Exercise requirements – The entries below should be output exactly as written.
[begin Record excerpts]
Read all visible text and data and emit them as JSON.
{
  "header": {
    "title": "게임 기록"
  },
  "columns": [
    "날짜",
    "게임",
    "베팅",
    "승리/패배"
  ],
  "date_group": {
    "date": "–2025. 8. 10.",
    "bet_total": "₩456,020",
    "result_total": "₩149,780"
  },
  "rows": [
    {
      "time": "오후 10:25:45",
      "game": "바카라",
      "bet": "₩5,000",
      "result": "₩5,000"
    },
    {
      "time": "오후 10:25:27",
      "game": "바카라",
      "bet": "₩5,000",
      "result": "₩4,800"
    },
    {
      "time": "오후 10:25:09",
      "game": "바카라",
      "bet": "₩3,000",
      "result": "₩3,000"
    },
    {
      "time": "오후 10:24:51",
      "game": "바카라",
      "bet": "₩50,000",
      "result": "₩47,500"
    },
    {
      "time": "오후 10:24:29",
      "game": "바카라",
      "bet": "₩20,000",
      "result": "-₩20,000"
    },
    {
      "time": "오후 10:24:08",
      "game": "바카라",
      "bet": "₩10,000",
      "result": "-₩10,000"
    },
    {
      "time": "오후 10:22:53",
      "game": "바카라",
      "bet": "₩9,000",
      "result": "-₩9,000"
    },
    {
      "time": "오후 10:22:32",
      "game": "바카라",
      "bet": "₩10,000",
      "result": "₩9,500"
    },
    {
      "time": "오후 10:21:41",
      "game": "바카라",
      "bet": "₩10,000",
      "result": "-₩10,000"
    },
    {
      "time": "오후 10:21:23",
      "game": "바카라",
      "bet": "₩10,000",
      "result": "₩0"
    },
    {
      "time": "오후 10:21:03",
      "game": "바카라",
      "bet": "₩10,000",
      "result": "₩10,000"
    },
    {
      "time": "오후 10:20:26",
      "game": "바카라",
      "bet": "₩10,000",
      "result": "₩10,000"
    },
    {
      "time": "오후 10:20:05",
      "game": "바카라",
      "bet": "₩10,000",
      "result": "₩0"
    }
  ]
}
[end Record excerpts]
Right answer –
Read all visible text and data and emit them as JSON.
{
  "header": {
    "title": "게임 기록"
  },
  "columns": [
    "날짜",
    "게임",
    "베팅",
    "승리/패배"
  ],
  "date_group": {
    "date": "–2025. 8. 10.",
    "bet_total": "₩456,020",
    "result_total": "₩149,780"
  },
  "rows": [
    {
      "time": "오후 10:25:45",
      "game": "바카라",
      "bet": "₩5,000",
      "result": "₩5,000"
    },
    {
      "time": "오후 10:25:27",
      "game": "바카라",
      "bet": "₩5,000",
      "result": "₩4,800"
    },
    {
      "time": "오후 10:25:09",
      "game": "바카라",
      "bet": "₩3,000",
      "result": "₩3,000"
    },
    {
      "time": "오후 10:24:51",
      "game": "바카라",
      "bet": "₩50,000",
      "result": "₩47,500"
    },
    {
      "time": "오후 10:24:29",
      "game": "바카라",
      "bet": "₩20,000",
      "result": "-₩20,000"
    },
    {
      "time": "오후 10:24:08",
      "game": "바카라",
      "bet": "₩10,000",
      "result": "-₩10,000"
    },
    {
      "time": "오후 10:22:53",
      "game": "바카라",
      "bet": "₩9,000",
      "result": "-₩9,000"
    },
    {
      "time": "오후 10:22:32",
      "game": "바카라",
      "bet": "₩10,000",
      "result": "₩9,500"
    },
    {
      "time": "오후 10:21:41",
      "game": "바카라",
      "bet": "₩10,000",
      "result": "-₩10,000"
    },
    {
      "time": "오후 10:21:23",
      "game": "바카라",
      "bet": "₩10,000",
      "result": "₩0"
    },
    {
      "time": "오후 10:21:03",
      "game": "바카라",
      "bet": "₩10,000",
      "result": "₩10,000"
    },
    {
      "time": "오후 10:20:26",
      "game": "바카라",
      "bet": "₩10,000",
      "result": "₩10,000"
    },
    {
      "time": "오후 10:20:05",
      "game": "바카라",
      "bet": "₩10,000",
      "result": "₩0"
    }
  ]
}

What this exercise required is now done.